What you need to do: State how many lines of the entries include the string "هريرة", please, leaving out everything but the number.

Input data:

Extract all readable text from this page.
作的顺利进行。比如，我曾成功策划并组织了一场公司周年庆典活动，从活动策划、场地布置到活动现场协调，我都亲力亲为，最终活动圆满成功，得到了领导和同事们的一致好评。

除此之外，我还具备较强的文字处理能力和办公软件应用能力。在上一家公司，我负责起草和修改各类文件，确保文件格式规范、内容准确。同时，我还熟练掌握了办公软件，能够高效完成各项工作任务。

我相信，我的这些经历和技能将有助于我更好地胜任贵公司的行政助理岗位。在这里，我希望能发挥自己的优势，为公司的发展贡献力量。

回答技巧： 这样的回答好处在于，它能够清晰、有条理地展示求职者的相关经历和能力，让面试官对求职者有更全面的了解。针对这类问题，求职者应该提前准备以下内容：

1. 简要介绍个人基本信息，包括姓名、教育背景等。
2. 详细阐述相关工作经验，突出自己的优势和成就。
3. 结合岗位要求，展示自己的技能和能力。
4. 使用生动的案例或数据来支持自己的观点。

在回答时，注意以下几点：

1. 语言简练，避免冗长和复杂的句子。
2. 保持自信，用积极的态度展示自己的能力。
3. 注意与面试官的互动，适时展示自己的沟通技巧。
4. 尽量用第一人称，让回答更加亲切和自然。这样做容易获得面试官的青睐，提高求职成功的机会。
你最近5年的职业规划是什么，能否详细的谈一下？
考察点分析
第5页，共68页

...

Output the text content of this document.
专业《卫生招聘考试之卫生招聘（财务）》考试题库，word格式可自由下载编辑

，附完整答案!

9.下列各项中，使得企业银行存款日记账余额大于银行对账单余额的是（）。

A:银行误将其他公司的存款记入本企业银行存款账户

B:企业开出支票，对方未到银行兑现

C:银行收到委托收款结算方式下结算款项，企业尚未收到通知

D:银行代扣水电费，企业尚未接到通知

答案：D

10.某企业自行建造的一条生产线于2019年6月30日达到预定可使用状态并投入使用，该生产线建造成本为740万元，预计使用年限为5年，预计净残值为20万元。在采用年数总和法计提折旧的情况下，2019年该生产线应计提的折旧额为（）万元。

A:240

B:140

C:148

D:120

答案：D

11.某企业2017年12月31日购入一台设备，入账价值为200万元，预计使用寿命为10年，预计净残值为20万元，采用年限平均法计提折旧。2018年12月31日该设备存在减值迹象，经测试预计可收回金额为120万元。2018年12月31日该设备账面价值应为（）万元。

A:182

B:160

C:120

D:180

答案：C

==

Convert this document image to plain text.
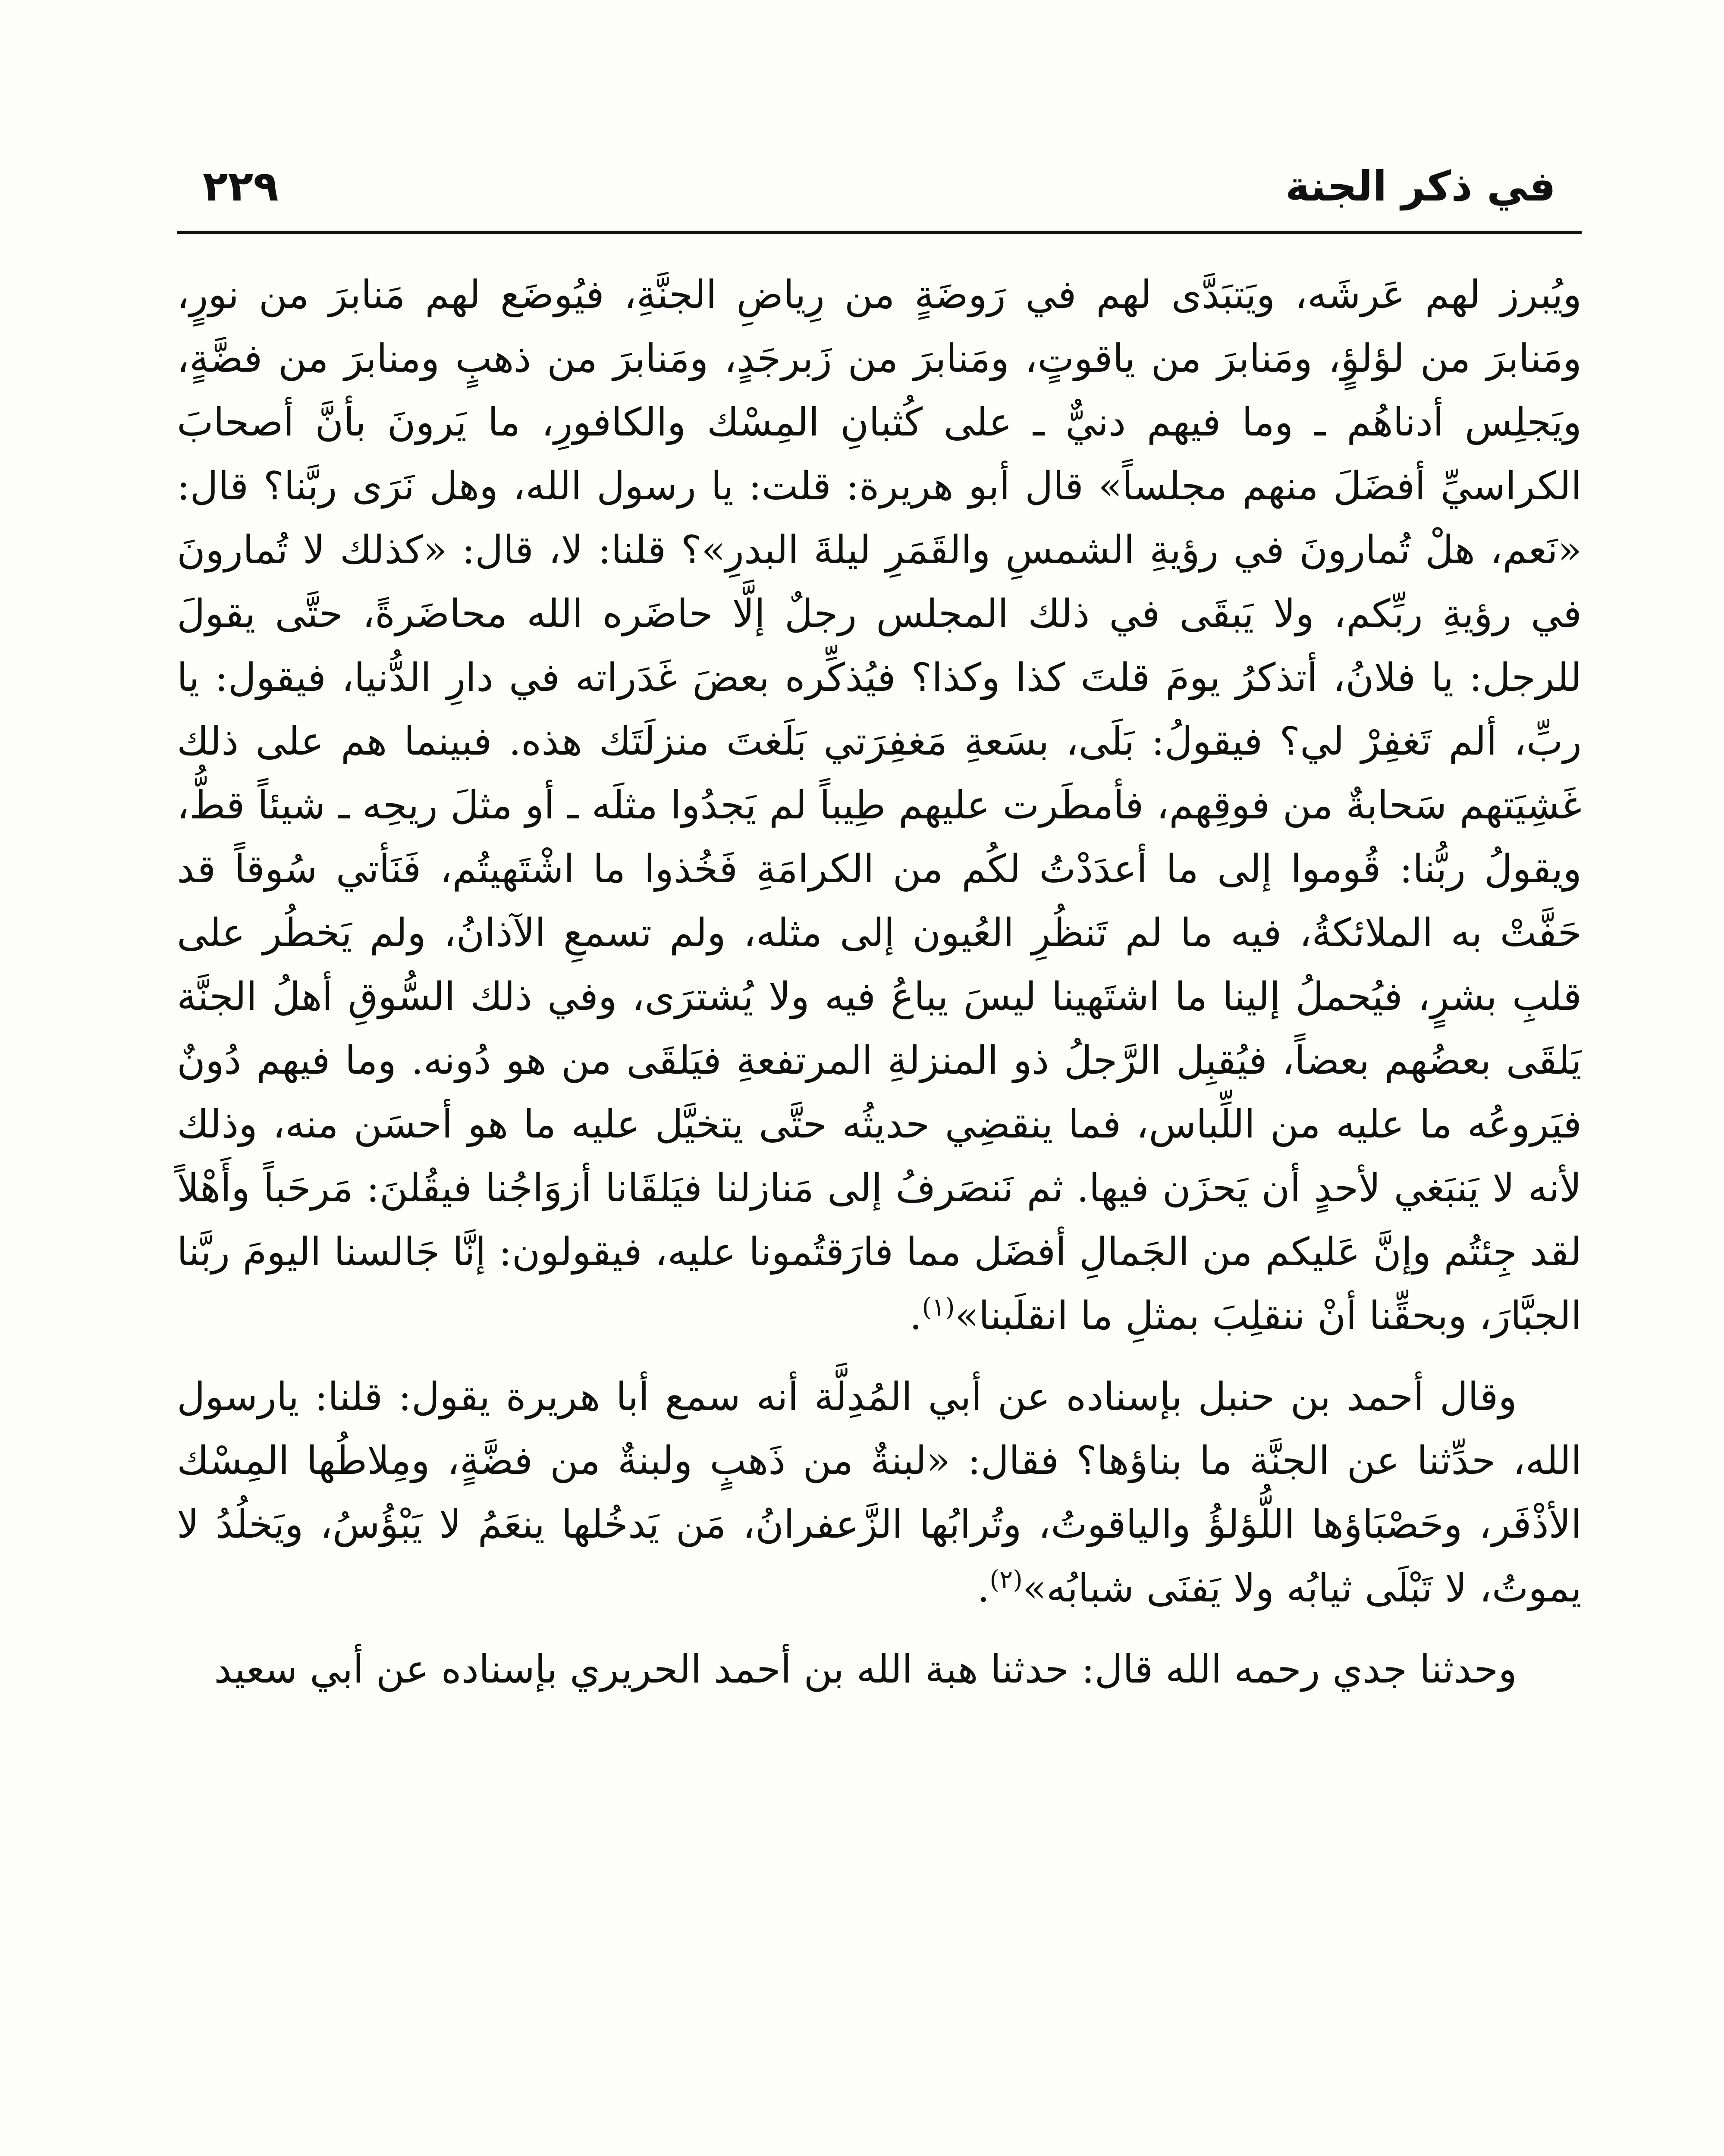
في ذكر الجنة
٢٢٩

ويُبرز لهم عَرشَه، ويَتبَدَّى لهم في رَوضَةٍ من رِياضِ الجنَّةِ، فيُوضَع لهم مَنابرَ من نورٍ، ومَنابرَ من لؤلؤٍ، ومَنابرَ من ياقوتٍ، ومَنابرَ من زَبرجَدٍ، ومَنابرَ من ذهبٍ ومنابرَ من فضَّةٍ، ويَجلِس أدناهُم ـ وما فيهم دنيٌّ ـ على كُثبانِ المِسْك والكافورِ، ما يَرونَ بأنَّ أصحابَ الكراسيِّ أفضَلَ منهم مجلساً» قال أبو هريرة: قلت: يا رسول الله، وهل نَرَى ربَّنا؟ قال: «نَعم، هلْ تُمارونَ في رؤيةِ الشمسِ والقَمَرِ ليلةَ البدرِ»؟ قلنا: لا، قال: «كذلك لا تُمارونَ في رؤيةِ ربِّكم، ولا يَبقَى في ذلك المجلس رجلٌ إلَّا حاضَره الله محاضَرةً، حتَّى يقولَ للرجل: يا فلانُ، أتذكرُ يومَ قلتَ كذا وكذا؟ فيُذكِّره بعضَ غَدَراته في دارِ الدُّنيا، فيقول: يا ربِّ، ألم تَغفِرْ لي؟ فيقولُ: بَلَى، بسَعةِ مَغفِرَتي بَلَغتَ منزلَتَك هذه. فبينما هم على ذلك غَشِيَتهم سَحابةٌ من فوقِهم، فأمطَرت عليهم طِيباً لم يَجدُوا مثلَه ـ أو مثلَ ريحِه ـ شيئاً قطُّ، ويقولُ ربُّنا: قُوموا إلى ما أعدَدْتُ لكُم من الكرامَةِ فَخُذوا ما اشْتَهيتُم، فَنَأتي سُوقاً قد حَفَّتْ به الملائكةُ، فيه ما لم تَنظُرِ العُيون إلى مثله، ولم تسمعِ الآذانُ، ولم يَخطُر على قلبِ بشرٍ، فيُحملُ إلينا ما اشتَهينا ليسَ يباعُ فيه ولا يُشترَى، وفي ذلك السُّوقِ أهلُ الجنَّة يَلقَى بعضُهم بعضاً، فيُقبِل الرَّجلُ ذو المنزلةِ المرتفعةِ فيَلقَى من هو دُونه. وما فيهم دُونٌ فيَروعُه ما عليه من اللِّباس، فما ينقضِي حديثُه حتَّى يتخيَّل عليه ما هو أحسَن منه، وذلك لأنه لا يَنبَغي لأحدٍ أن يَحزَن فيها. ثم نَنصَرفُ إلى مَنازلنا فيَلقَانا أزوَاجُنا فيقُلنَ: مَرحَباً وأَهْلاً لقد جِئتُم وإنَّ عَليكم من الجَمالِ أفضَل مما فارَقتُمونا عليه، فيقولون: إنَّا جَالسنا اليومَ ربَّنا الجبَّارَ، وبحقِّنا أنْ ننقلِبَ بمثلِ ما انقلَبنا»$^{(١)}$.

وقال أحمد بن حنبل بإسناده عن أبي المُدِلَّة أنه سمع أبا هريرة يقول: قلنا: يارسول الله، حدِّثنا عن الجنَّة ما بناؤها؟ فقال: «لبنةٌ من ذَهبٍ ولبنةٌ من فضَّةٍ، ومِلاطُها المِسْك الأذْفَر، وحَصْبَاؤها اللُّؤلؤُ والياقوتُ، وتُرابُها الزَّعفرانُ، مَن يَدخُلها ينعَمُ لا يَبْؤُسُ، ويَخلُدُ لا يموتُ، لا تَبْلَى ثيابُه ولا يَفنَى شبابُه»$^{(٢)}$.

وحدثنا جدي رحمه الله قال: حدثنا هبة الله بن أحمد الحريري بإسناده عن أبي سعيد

Response below: 2